■ Requirement 1
Can you repeat the ibogaine comments from "It acts on the" up to and including "the respiratory system."?
■ Requirement 2
Which conditions do the ibogaine comments name as ones that ECT very often works on?
■ Requirement 3
Do these statements agree with the ibogaine comments? (a) Ibogaine acts on the KOR receptors rather than the MOR receptor. (b) Ibogaine is called a newly discovered drug. (c) Memory loss is named as a side effect of ECT.

■ Source extract
==*==

The article acts like ibogaine is a newly discovered drug. This is an old hallucinagenix drug that has helped thousands of people get over ptsd. The only thing holding this back is government bureaucracy and red tape. I’m happy that people will get there chance to benefit from this after decades of stupid government policy.
I always wonder why ECT doesn't get more press. It very very often works on depression (and bipolar disorder, catatonia; anything affective-related really), although the effects may wane over time when the treatment is discontinued. Memory loss is one of the side effects, and it could actually be beneficial here.
I’m sorry, but people really need to understand how these drugs “treat addiction“. ibogaine acts on an opioid receptor. So all you’re doing is changing one opiate for another.
It acts on the KOR receptors instead of the MOR receptor, which most openly act on. But it’s not like you’re going to be cured from opioid addiction. You’re just replacing one opioid with another that doesn’t affect the respiratory system.
This is, I am assuming from the context, not opporating under the assumption PTSD often is rooted in brain damage from exposure to shockwaves.

==*==

■ Entries provided
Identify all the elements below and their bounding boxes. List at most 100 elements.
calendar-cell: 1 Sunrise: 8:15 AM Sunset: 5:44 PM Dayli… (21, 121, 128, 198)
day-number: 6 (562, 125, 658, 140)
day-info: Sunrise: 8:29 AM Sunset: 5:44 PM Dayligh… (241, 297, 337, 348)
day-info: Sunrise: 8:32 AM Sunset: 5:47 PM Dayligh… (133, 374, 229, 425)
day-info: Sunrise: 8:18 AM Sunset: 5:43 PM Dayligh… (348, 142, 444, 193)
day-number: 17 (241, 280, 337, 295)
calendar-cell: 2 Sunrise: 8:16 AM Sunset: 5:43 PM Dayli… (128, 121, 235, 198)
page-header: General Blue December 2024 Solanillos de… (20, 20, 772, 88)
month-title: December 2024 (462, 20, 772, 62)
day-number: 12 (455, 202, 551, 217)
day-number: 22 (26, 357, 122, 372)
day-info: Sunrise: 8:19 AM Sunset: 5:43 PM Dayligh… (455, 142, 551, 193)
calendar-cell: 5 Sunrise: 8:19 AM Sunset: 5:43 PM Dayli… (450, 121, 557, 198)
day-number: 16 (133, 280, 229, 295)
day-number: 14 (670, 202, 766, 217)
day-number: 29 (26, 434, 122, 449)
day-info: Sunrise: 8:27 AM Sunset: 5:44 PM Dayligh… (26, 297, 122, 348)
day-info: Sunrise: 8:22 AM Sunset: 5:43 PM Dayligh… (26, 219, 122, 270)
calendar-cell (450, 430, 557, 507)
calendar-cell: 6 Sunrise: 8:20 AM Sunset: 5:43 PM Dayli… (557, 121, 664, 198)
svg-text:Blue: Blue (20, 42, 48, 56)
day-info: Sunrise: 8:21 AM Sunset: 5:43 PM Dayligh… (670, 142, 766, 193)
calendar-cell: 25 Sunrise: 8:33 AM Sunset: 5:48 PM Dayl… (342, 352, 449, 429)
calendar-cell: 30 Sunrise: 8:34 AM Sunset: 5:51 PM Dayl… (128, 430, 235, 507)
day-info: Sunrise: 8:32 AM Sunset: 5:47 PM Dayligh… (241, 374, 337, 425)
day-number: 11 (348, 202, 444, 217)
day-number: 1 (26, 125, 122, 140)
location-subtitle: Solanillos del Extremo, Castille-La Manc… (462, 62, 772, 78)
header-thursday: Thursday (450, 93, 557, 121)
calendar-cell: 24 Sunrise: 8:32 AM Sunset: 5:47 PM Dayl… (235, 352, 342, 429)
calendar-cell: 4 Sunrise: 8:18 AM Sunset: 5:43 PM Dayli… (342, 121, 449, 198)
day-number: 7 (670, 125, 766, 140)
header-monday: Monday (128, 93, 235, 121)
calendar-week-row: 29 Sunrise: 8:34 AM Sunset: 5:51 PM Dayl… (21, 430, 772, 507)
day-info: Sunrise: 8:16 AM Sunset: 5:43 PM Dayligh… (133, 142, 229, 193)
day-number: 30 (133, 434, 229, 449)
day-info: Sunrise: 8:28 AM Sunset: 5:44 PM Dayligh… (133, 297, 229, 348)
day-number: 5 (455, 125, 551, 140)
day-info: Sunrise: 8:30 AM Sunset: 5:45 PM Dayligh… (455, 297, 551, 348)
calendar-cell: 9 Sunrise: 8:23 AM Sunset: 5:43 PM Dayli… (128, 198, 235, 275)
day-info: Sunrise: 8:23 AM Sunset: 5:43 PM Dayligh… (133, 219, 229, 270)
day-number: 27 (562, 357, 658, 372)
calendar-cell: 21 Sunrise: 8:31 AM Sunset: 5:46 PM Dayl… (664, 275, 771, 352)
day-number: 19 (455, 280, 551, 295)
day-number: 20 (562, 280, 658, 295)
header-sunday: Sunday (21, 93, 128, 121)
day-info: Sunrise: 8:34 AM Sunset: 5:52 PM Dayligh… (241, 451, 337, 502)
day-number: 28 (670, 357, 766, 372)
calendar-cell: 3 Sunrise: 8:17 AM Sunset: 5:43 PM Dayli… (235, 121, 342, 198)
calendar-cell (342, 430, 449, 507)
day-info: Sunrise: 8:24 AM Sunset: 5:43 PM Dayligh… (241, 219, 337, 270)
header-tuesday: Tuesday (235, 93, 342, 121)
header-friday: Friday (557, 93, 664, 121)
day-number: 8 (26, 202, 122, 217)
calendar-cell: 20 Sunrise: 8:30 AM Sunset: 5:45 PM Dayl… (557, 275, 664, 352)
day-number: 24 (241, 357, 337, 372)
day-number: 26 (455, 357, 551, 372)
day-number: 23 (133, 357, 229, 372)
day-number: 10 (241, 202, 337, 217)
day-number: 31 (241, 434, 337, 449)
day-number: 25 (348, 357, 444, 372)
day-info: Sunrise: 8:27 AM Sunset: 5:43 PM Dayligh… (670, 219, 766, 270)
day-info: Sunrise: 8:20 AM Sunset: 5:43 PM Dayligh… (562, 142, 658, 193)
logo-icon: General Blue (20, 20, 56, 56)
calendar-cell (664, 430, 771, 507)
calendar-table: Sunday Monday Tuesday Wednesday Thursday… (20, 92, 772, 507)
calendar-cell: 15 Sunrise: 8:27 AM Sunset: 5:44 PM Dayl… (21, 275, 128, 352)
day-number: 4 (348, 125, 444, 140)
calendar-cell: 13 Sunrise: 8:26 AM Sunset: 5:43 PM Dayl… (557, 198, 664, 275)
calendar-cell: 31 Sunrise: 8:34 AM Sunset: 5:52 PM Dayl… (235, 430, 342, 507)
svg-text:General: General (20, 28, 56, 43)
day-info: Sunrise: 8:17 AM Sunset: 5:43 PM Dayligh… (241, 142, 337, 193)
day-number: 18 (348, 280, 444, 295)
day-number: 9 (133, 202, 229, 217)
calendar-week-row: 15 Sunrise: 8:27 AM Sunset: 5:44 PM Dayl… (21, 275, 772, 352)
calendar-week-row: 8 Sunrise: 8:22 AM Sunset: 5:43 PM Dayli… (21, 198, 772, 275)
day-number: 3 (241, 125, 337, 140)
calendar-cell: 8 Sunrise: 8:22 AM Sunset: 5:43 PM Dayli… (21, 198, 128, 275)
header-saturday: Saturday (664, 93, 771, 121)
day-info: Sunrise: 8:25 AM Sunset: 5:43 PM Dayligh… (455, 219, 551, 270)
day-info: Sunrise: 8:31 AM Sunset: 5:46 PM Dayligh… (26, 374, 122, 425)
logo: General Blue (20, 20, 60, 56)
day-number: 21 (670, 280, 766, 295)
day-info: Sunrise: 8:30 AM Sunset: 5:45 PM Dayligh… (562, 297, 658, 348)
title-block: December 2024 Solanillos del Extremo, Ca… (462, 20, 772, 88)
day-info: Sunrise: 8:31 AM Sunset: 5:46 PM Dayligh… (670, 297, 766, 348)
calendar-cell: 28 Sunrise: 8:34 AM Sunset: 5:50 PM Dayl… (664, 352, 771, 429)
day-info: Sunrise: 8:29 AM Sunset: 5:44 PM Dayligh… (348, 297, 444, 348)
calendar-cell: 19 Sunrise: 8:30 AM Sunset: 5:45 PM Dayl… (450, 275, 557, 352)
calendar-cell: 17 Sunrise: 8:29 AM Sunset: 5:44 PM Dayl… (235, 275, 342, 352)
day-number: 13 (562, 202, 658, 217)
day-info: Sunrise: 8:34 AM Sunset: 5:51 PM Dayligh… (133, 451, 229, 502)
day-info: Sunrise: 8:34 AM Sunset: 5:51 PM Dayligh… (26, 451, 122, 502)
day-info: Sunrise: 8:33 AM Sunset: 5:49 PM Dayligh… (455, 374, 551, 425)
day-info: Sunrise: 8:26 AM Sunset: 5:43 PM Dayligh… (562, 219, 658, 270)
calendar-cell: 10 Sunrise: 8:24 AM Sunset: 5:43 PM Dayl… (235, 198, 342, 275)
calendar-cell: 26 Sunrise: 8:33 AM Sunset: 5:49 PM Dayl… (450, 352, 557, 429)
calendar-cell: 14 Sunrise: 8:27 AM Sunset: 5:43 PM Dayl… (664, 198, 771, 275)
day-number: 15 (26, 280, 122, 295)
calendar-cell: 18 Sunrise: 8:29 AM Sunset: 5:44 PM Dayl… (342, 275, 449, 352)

==*==

■ Written reply 1
It acts on the KOR receptors instead of the MOR receptor, which most openly act on. But it’s not like you’re going to be cured from opioid addiction. You’re just replacing one opioid with another that doesn’t affect the respiratory system.

■ Written reply 2
Depression, bipolar disorder, catatonia

■ Written reply 3
(a) Yes: "It acts on the KOR receptors instead of the MOR receptor"
(b) No: "This is an old hallucinagenix drug"
(c) Yes: "Memory loss is one of the side effects"